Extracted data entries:
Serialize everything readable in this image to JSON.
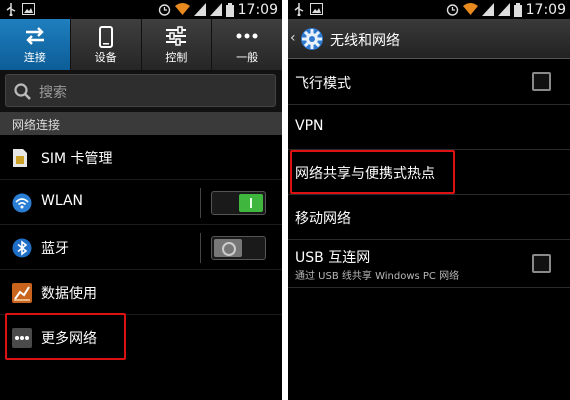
{
  "status_bar": {
    "time": "17:09"
  },
  "left_screen": {
    "tabs": [
      {
        "label": "连接",
        "icon": "swap-arrows-icon",
        "active": true
      },
      {
        "label": "设备",
        "icon": "phone-device-icon",
        "active": false
      },
      {
        "label": "控制",
        "icon": "sliders-icon",
        "active": false
      },
      {
        "label": "一般",
        "icon": "more-dots-icon",
        "active": false
      }
    ],
    "search": {
      "placeholder": "搜索",
      "icon": "search-icon"
    },
    "section_header": "网络连接",
    "items": [
      {
        "label": "SIM 卡管理",
        "icon": "sim-card-icon"
      },
      {
        "label": "WLAN",
        "icon": "wifi-icon",
        "switch": "on"
      },
      {
        "label": "蓝牙",
        "icon": "bluetooth-icon",
        "switch": "off"
      },
      {
        "label": "数据使用",
        "icon": "data-usage-icon"
      },
      {
        "label": "更多网络",
        "icon": "more-networks-icon",
        "highlighted": true
      }
    ]
  },
  "right_screen": {
    "title": "无线和网络",
    "items": [
      {
        "label": "飞行模式",
        "checkbox": true,
        "checked": false
      },
      {
        "label": "VPN"
      },
      {
        "label": "网络共享与便携式热点",
        "highlighted": true
      },
      {
        "label": "移动网络"
      },
      {
        "label": "USB 互连网",
        "sublabel": "通过 USB 线共享 Windows PC 网络",
        "checkbox": true,
        "checked": false
      }
    ]
  },
  "colors": {
    "active_tab": "#1a74b5",
    "highlight_box": "#dd1111",
    "switch_on": "#3fb73f"
  }
}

DIRECTIVE
Give an exact copy of the material, leaving out every picture.

COMPLETE ANSWER
Serialize everything readable in this image to JSON.
{
  "status_bar": {
    "time": "17:09"
  },
  "left_screen": {
    "tabs": [
      {
        "label": "连接",
        "icon": "swap-arrows-icon",
        "active": true
      },
      {
        "label": "设备",
        "icon": "phone-device-icon",
        "active": false
      },
      {
        "label": "控制",
        "icon": "sliders-icon",
        "active": false
      },
      {
        "label": "一般",
        "icon": "more-dots-icon",
        "active": false
      }
    ],
    "search": {
      "placeholder": "搜索",
      "icon": "search-icon"
    },
    "section_header": "网络连接",
    "items": [
      {
        "label": "SIM 卡管理",
        "icon": "sim-card-icon"
      },
      {
        "label": "WLAN",
        "icon": "wifi-icon",
        "switch": "on"
      },
      {
        "label": "蓝牙",
        "icon": "bluetooth-icon",
        "switch": "off"
      },
      {
        "label": "数据使用",
        "icon": "data-usage-icon"
      },
      {
        "label": "更多网络",
        "icon": "more-networks-icon",
        "highlighted": true
      }
    ]
  },
  "right_screen": {
    "title": "无线和网络",
    "items": [
      {
        "label": "飞行模式",
        "checkbox": true,
        "checked": false
      },
      {
        "label": "VPN"
      },
      {
        "label": "网络共享与便携式热点",
        "highlighted": true
      },
      {
        "label": "移动网络"
      },
      {
        "label": "USB 互连网",
        "sublabel": "通过 USB 线共享 Windows PC 网络",
        "checkbox": true,
        "checked": false
      }
    ]
  },
  "colors": {
    "active_tab": "#1a74b5",
    "highlight_box": "#dd1111",
    "switch_on": "#3fb73f"
  }
}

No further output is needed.